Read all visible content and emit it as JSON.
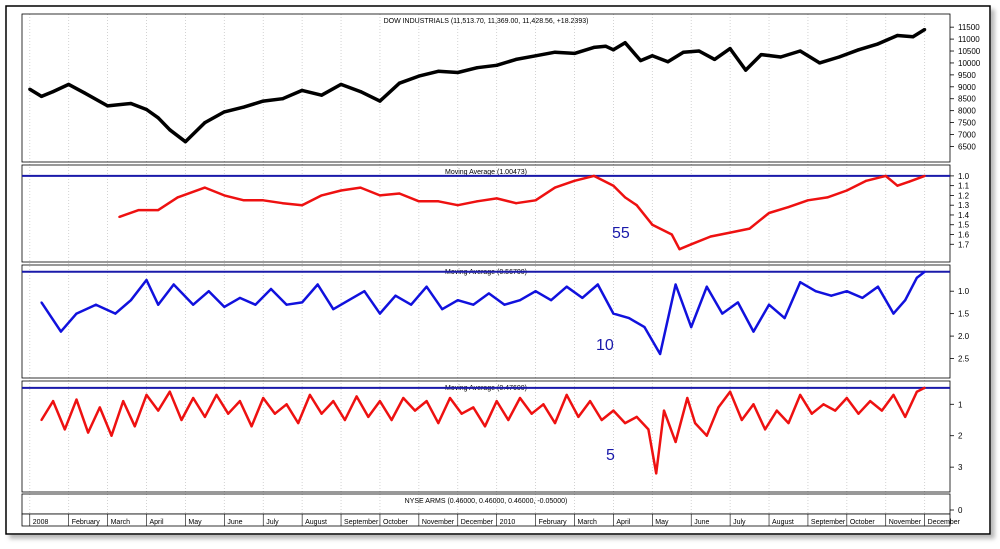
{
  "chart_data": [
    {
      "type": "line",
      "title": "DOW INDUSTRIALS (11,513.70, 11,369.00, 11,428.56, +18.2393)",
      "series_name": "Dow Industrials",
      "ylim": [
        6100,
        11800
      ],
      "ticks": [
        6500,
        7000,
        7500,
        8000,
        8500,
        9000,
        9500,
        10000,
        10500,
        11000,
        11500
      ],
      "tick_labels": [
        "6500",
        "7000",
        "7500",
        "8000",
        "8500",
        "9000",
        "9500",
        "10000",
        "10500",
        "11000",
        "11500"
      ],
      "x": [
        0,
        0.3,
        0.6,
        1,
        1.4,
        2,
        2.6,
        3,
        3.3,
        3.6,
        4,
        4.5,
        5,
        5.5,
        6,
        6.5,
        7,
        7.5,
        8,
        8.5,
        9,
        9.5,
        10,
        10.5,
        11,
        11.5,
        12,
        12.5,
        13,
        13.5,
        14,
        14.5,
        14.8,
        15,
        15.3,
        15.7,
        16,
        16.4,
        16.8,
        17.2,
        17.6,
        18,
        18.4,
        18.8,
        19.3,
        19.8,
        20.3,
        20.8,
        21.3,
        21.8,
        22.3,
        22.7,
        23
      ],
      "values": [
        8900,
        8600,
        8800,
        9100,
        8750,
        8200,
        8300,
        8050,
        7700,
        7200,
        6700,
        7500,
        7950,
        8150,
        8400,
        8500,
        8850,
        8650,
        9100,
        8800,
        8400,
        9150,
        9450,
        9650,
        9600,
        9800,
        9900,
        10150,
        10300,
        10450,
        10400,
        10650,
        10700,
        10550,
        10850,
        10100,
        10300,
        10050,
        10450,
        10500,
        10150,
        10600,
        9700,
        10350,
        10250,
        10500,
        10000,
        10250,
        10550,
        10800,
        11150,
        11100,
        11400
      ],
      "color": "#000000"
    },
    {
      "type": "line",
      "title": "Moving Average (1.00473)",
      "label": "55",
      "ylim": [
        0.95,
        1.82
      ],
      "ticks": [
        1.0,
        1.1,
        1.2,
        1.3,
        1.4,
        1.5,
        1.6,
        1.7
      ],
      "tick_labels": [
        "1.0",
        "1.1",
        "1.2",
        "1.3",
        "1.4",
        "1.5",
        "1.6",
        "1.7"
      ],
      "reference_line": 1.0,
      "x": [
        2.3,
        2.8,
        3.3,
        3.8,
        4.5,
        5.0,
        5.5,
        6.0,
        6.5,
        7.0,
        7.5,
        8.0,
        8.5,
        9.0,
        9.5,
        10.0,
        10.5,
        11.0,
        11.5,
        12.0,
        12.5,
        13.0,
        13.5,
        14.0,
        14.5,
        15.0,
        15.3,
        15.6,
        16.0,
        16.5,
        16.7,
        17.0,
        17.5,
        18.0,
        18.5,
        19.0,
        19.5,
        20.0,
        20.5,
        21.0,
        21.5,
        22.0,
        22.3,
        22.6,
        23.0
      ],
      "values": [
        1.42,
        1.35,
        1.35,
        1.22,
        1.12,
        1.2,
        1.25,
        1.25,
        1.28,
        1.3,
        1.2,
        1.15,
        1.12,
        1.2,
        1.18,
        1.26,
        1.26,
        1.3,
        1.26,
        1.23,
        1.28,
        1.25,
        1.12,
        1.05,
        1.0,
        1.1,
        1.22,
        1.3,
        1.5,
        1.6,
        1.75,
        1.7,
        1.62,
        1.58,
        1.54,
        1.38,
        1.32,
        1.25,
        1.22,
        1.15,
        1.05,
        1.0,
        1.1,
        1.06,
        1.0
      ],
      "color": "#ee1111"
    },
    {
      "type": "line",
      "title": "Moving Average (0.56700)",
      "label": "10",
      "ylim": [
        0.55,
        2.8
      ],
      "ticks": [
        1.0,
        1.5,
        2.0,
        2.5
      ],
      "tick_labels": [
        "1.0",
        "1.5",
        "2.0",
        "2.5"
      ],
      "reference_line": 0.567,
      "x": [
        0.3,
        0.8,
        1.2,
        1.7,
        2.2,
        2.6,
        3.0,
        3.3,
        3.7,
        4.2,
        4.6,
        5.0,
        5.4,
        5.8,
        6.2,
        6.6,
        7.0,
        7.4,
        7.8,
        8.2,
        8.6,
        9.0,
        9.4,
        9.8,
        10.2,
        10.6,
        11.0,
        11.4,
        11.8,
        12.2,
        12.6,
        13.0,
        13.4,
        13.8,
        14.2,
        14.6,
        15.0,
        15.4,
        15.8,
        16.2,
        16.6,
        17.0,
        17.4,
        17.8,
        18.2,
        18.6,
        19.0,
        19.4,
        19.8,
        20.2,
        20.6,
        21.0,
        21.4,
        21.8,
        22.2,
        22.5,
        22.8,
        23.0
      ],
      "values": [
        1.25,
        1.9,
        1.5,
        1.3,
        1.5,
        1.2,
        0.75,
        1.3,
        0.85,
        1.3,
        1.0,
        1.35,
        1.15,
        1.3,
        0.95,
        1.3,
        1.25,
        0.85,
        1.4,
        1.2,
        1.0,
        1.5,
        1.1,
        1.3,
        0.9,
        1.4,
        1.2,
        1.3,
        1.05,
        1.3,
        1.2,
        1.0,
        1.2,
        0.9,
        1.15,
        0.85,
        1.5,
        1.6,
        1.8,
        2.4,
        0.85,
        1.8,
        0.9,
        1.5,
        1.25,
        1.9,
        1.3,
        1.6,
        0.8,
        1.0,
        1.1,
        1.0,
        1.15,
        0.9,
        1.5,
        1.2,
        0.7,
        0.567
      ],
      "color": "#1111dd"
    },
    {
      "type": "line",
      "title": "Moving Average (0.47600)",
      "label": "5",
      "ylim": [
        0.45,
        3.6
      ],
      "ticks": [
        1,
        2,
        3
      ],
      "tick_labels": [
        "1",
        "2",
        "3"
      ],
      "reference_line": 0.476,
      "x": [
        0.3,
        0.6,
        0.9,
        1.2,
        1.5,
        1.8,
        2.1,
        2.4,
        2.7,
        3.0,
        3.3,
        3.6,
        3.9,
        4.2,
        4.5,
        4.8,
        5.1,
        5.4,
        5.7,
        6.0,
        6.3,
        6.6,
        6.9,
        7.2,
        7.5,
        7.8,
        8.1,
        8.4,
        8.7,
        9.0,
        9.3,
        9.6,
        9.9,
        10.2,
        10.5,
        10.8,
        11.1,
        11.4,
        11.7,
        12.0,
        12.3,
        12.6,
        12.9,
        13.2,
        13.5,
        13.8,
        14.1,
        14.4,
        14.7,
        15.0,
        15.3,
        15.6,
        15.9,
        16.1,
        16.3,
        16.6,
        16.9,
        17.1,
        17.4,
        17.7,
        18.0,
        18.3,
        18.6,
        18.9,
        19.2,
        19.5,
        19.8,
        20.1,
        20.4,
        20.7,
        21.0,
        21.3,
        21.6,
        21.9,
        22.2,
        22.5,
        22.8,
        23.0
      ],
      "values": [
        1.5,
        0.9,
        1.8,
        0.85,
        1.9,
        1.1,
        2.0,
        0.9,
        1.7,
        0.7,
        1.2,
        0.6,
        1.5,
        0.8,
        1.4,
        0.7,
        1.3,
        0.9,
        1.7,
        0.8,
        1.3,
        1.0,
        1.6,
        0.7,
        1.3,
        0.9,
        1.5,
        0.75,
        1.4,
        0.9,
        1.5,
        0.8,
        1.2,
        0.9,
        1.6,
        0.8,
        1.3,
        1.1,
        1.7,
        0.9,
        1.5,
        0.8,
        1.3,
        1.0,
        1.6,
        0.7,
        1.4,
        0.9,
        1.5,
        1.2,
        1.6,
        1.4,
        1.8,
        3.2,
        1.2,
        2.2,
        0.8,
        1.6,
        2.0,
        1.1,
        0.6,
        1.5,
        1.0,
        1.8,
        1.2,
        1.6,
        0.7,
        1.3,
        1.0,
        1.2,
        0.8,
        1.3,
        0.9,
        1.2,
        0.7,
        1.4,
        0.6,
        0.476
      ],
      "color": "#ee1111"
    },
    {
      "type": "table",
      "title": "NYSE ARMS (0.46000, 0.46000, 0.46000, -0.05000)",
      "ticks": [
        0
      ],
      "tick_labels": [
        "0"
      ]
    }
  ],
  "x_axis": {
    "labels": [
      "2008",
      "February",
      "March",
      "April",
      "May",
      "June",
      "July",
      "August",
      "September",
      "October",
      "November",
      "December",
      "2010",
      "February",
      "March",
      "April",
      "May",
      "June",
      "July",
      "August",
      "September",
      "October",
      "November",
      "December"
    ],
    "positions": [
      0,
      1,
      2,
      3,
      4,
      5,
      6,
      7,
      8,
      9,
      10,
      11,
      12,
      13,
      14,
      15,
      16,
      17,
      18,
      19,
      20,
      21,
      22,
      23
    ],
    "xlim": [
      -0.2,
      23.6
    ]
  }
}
==
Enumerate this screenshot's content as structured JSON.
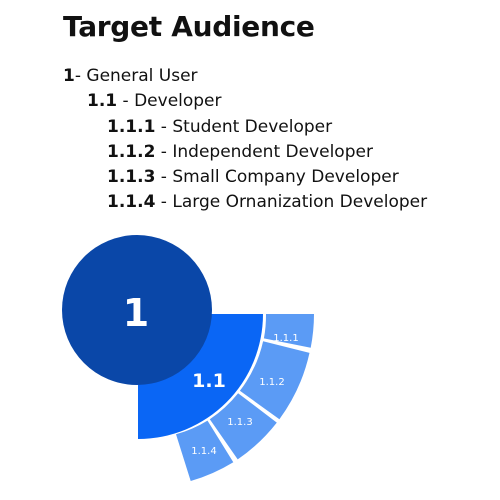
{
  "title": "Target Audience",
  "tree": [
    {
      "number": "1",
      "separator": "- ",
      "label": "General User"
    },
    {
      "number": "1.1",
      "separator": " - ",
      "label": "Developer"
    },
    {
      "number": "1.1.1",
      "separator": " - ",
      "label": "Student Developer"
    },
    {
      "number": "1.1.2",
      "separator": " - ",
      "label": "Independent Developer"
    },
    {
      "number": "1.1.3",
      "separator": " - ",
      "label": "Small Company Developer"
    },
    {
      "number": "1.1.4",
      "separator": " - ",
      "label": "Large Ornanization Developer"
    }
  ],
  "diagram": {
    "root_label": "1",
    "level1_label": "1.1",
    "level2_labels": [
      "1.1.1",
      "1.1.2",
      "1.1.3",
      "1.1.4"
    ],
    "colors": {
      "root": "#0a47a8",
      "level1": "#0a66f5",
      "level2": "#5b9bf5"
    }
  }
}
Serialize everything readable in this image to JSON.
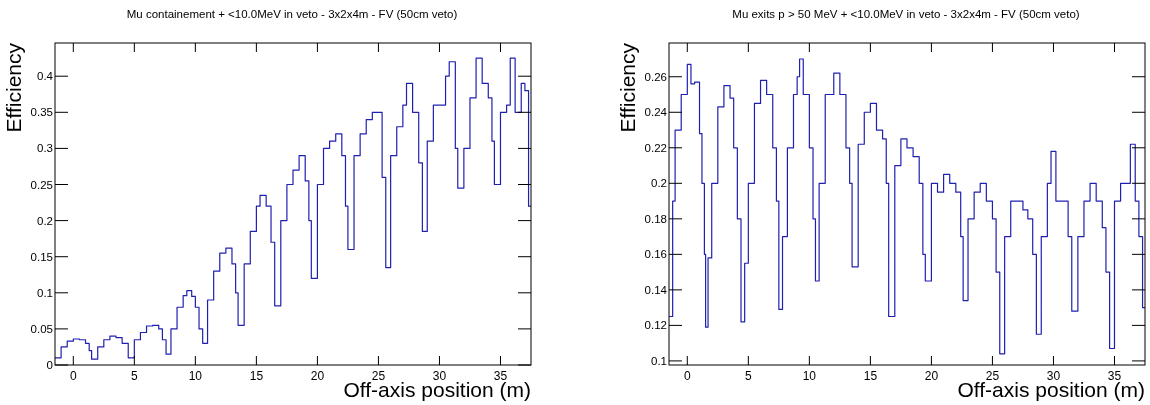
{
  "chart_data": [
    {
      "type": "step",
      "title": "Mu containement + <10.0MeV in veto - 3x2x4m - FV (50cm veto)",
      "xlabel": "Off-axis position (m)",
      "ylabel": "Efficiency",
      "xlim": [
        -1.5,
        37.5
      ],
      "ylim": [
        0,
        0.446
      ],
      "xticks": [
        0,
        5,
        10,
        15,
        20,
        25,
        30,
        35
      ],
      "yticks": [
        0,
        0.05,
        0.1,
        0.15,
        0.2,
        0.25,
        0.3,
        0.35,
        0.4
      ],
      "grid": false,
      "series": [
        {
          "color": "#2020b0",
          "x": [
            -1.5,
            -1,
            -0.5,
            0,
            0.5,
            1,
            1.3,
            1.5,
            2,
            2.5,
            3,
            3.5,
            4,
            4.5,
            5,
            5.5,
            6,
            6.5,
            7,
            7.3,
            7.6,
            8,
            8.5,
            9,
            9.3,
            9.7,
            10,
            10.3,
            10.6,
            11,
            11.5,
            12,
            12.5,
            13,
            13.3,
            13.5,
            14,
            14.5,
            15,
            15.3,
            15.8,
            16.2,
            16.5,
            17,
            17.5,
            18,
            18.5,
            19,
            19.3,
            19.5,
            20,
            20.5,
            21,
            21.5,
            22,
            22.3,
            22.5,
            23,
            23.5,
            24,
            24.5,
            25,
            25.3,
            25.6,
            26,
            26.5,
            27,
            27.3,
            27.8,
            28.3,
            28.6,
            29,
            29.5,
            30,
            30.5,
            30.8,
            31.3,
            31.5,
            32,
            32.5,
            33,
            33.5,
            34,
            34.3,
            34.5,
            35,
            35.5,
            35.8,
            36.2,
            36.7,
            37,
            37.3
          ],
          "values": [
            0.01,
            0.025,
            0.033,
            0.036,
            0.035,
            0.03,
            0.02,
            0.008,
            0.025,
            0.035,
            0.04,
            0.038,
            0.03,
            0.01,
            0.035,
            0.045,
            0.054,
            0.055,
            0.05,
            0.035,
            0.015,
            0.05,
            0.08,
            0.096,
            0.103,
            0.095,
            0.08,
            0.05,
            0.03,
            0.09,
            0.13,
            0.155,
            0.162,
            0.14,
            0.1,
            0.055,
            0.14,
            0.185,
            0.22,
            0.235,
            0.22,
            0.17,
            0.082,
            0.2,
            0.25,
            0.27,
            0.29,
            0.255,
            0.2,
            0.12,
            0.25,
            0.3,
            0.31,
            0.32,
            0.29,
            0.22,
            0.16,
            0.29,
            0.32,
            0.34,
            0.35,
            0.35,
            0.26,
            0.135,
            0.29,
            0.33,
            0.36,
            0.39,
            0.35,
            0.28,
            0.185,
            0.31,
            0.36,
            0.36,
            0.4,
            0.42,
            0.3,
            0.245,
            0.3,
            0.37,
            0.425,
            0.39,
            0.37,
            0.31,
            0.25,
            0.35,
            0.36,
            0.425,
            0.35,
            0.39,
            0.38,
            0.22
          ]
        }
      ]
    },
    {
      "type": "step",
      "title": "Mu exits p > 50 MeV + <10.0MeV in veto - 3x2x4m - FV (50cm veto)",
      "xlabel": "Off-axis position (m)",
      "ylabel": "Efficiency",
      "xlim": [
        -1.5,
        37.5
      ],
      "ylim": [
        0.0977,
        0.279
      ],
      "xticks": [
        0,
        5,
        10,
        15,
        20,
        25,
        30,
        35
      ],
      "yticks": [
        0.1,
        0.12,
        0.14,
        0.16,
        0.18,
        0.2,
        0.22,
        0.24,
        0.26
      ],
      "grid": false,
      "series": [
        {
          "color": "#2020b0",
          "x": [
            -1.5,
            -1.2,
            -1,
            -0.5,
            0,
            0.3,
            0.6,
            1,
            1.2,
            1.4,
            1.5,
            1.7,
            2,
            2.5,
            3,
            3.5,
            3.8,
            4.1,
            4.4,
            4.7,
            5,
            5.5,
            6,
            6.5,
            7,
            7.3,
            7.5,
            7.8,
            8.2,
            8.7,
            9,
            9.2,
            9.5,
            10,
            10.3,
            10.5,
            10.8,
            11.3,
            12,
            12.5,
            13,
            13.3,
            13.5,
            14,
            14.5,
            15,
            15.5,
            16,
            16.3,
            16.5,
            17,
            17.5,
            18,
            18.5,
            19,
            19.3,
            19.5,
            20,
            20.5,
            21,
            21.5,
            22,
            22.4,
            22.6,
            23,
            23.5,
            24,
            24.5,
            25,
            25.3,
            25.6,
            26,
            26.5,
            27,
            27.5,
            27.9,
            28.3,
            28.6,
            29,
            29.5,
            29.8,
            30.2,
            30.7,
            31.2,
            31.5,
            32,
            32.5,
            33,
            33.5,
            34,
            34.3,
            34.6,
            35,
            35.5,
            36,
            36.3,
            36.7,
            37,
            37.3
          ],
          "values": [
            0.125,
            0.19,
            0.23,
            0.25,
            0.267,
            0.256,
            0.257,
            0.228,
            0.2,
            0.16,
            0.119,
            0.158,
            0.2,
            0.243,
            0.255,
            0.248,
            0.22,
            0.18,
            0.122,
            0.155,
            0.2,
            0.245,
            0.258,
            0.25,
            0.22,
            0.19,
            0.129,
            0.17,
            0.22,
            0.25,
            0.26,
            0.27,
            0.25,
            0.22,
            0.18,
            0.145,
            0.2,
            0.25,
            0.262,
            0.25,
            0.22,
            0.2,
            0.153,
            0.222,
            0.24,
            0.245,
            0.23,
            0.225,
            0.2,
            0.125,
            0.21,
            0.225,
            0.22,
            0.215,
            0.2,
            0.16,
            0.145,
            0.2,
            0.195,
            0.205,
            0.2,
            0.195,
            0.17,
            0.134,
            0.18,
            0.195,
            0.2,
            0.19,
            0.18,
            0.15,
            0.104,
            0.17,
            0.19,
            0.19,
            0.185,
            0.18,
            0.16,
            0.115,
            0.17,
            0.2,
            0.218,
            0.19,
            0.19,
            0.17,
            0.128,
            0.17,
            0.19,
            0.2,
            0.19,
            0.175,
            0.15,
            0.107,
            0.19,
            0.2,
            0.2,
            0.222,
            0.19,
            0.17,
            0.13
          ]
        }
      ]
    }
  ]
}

▶ **Instruction**
Select, from the listing, all lines that include the word "this".

▶ **Written solution**
Enumerate this screenshot's content as structured JSON.
Serialize everything readable in this image to JSON.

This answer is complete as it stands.